Data rows:
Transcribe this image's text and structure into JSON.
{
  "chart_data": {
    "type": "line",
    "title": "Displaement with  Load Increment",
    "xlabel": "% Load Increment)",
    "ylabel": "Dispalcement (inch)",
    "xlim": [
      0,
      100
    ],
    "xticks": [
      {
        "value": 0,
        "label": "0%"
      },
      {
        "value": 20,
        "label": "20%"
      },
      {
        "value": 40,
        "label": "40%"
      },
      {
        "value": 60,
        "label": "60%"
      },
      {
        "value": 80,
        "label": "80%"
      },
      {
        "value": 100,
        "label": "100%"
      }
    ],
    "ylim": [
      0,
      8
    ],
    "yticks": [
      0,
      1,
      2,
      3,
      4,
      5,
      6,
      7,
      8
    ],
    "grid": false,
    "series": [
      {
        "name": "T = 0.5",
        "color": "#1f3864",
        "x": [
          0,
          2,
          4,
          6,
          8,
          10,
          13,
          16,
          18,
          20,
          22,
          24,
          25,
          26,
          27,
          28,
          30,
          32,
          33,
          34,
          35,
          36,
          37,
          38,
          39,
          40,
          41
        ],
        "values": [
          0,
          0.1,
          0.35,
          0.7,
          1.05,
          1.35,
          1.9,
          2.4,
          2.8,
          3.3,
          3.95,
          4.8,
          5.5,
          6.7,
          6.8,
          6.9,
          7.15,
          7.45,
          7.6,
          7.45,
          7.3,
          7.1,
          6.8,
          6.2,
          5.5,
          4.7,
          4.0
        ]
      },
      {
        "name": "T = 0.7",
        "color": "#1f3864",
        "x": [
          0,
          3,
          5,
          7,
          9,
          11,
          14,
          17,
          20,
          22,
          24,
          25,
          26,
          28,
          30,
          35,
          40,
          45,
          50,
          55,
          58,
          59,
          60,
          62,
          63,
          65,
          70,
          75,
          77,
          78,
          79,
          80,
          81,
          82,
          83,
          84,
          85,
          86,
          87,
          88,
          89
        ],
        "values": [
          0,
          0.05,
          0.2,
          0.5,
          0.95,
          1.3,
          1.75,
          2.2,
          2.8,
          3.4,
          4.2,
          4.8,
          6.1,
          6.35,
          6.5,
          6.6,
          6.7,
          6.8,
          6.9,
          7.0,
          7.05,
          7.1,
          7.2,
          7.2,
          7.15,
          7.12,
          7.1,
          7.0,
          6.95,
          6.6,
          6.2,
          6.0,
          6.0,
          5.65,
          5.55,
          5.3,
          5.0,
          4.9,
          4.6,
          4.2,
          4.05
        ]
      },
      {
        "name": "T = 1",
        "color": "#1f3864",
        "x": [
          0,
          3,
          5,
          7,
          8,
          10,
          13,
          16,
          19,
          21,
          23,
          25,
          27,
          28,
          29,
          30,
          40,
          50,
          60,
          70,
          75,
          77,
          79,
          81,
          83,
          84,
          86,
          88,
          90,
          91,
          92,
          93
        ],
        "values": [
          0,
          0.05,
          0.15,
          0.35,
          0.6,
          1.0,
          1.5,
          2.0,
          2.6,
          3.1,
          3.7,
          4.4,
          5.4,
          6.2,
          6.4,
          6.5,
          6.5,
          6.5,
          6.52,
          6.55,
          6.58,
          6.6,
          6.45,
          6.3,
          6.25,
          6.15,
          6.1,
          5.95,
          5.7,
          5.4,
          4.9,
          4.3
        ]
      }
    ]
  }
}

What you will do: Transcribe each record exactly. Leave nothing out.

Written response:
Transcribe this image's text and structure into JSON.
{
  "chart_data": {
    "type": "line",
    "title": "Displaement with  Load Increment",
    "xlabel": "% Load Increment)",
    "ylabel": "Dispalcement (inch)",
    "xlim": [
      0,
      100
    ],
    "xticks": [
      {
        "value": 0,
        "label": "0%"
      },
      {
        "value": 20,
        "label": "20%"
      },
      {
        "value": 40,
        "label": "40%"
      },
      {
        "value": 60,
        "label": "60%"
      },
      {
        "value": 80,
        "label": "80%"
      },
      {
        "value": 100,
        "label": "100%"
      }
    ],
    "ylim": [
      0,
      8
    ],
    "yticks": [
      0,
      1,
      2,
      3,
      4,
      5,
      6,
      7,
      8
    ],
    "grid": false,
    "series": [
      {
        "name": "T = 0.5",
        "color": "#1f3864",
        "x": [
          0,
          2,
          4,
          6,
          8,
          10,
          13,
          16,
          18,
          20,
          22,
          24,
          25,
          26,
          27,
          28,
          30,
          32,
          33,
          34,
          35,
          36,
          37,
          38,
          39,
          40,
          41
        ],
        "values": [
          0,
          0.1,
          0.35,
          0.7,
          1.05,
          1.35,
          1.9,
          2.4,
          2.8,
          3.3,
          3.95,
          4.8,
          5.5,
          6.7,
          6.8,
          6.9,
          7.15,
          7.45,
          7.6,
          7.45,
          7.3,
          7.1,
          6.8,
          6.2,
          5.5,
          4.7,
          4.0
        ]
      },
      {
        "name": "T = 0.7",
        "color": "#1f3864",
        "x": [
          0,
          3,
          5,
          7,
          9,
          11,
          14,
          17,
          20,
          22,
          24,
          25,
          26,
          28,
          30,
          35,
          40,
          45,
          50,
          55,
          58,
          59,
          60,
          62,
          63,
          65,
          70,
          75,
          77,
          78,
          79,
          80,
          81,
          82,
          83,
          84,
          85,
          86,
          87,
          88,
          89
        ],
        "values": [
          0,
          0.05,
          0.2,
          0.5,
          0.95,
          1.3,
          1.75,
          2.2,
          2.8,
          3.4,
          4.2,
          4.8,
          6.1,
          6.35,
          6.5,
          6.6,
          6.7,
          6.8,
          6.9,
          7.0,
          7.05,
          7.1,
          7.2,
          7.2,
          7.15,
          7.12,
          7.1,
          7.0,
          6.95,
          6.6,
          6.2,
          6.0,
          6.0,
          5.65,
          5.55,
          5.3,
          5.0,
          4.9,
          4.6,
          4.2,
          4.05
        ]
      },
      {
        "name": "T = 1",
        "color": "#1f3864",
        "x": [
          0,
          3,
          5,
          7,
          8,
          10,
          13,
          16,
          19,
          21,
          23,
          25,
          27,
          28,
          29,
          30,
          40,
          50,
          60,
          70,
          75,
          77,
          79,
          81,
          83,
          84,
          86,
          88,
          90,
          91,
          92,
          93
        ],
        "values": [
          0,
          0.05,
          0.15,
          0.35,
          0.6,
          1.0,
          1.5,
          2.0,
          2.6,
          3.1,
          3.7,
          4.4,
          5.4,
          6.2,
          6.4,
          6.5,
          6.5,
          6.5,
          6.52,
          6.55,
          6.58,
          6.6,
          6.45,
          6.3,
          6.25,
          6.15,
          6.1,
          5.95,
          5.7,
          5.4,
          4.9,
          4.3
        ]
      }
    ]
  }
}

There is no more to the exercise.